== STATED PROBLEM ==
Omit all pictures and give the records below again exactly as written.

== EXERCISE MATERIAL ==
*****
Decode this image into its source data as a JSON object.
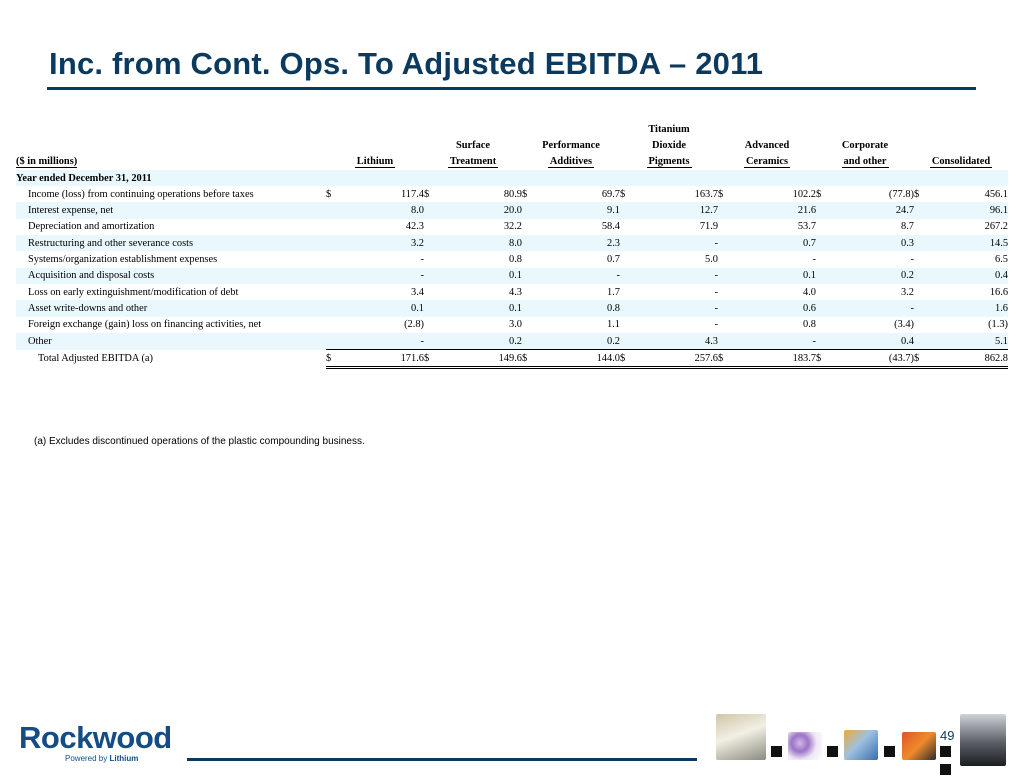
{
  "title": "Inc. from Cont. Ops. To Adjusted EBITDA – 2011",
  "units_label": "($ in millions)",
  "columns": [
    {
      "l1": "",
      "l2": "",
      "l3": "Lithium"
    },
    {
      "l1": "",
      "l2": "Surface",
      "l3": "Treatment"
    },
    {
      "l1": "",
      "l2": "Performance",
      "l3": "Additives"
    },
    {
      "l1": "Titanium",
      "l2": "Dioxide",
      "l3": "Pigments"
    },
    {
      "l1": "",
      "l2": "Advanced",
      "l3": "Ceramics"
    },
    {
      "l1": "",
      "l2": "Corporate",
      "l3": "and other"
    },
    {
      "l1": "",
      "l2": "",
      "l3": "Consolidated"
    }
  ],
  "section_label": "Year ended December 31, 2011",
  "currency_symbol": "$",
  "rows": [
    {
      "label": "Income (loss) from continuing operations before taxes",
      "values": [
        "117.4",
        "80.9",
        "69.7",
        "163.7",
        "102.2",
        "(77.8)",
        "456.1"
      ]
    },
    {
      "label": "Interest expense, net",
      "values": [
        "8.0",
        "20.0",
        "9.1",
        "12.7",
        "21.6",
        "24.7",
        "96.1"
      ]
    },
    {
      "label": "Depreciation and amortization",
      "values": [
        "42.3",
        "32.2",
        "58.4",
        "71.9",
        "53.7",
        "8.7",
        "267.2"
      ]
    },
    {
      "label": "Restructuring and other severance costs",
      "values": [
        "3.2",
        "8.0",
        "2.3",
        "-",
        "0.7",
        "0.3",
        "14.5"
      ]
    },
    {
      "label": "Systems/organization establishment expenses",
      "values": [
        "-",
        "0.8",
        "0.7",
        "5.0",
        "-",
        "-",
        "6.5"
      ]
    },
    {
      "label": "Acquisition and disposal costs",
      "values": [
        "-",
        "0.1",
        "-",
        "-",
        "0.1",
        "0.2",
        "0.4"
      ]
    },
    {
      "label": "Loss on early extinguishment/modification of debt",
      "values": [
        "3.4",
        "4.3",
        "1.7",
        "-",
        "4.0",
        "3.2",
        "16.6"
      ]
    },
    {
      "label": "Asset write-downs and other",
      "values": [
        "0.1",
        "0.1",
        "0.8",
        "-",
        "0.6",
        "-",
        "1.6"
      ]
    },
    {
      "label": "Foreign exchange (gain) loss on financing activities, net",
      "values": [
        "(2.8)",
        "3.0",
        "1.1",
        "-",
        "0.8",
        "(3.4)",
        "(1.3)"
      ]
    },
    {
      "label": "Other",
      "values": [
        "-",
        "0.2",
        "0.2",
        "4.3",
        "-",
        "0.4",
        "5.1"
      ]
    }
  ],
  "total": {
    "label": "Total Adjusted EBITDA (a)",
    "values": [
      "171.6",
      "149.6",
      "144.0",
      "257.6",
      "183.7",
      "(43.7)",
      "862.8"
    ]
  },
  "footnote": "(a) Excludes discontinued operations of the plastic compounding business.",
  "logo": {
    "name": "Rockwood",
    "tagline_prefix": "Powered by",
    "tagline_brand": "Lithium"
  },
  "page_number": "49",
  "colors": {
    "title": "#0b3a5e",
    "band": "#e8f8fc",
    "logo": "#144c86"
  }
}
*****
== COMPLETED EXERCISE ==
Decode this image into its source data as a JSON object.
{
  "title": "Inc. from Cont. Ops. To Adjusted EBITDA – 2011",
  "units_label": "($ in millions)",
  "columns": [
    {
      "l1": "",
      "l2": "",
      "l3": "Lithium"
    },
    {
      "l1": "",
      "l2": "Surface",
      "l3": "Treatment"
    },
    {
      "l1": "",
      "l2": "Performance",
      "l3": "Additives"
    },
    {
      "l1": "Titanium",
      "l2": "Dioxide",
      "l3": "Pigments"
    },
    {
      "l1": "",
      "l2": "Advanced",
      "l3": "Ceramics"
    },
    {
      "l1": "",
      "l2": "Corporate",
      "l3": "and other"
    },
    {
      "l1": "",
      "l2": "",
      "l3": "Consolidated"
    }
  ],
  "section_label": "Year ended December 31, 2011",
  "currency_symbol": "$",
  "rows": [
    {
      "label": "Income (loss) from continuing operations before taxes",
      "values": [
        "117.4",
        "80.9",
        "69.7",
        "163.7",
        "102.2",
        "(77.8)",
        "456.1"
      ]
    },
    {
      "label": "Interest expense, net",
      "values": [
        "8.0",
        "20.0",
        "9.1",
        "12.7",
        "21.6",
        "24.7",
        "96.1"
      ]
    },
    {
      "label": "Depreciation and amortization",
      "values": [
        "42.3",
        "32.2",
        "58.4",
        "71.9",
        "53.7",
        "8.7",
        "267.2"
      ]
    },
    {
      "label": "Restructuring and other severance costs",
      "values": [
        "3.2",
        "8.0",
        "2.3",
        "-",
        "0.7",
        "0.3",
        "14.5"
      ]
    },
    {
      "label": "Systems/organization establishment expenses",
      "values": [
        "-",
        "0.8",
        "0.7",
        "5.0",
        "-",
        "-",
        "6.5"
      ]
    },
    {
      "label": "Acquisition and disposal costs",
      "values": [
        "-",
        "0.1",
        "-",
        "-",
        "0.1",
        "0.2",
        "0.4"
      ]
    },
    {
      "label": "Loss on early extinguishment/modification of debt",
      "values": [
        "3.4",
        "4.3",
        "1.7",
        "-",
        "4.0",
        "3.2",
        "16.6"
      ]
    },
    {
      "label": "Asset write-downs and other",
      "values": [
        "0.1",
        "0.1",
        "0.8",
        "-",
        "0.6",
        "-",
        "1.6"
      ]
    },
    {
      "label": "Foreign exchange (gain) loss on financing activities, net",
      "values": [
        "(2.8)",
        "3.0",
        "1.1",
        "-",
        "0.8",
        "(3.4)",
        "(1.3)"
      ]
    },
    {
      "label": "Other",
      "values": [
        "-",
        "0.2",
        "0.2",
        "4.3",
        "-",
        "0.4",
        "5.1"
      ]
    }
  ],
  "total": {
    "label": "Total Adjusted EBITDA (a)",
    "values": [
      "171.6",
      "149.6",
      "144.0",
      "257.6",
      "183.7",
      "(43.7)",
      "862.8"
    ]
  },
  "footnote": "(a) Excludes discontinued operations of the plastic compounding business.",
  "logo": {
    "name": "Rockwood",
    "tagline_prefix": "Powered by",
    "tagline_brand": "Lithium"
  },
  "page_number": "49",
  "colors": {
    "title": "#0b3a5e",
    "band": "#e8f8fc",
    "logo": "#144c86"
  }
}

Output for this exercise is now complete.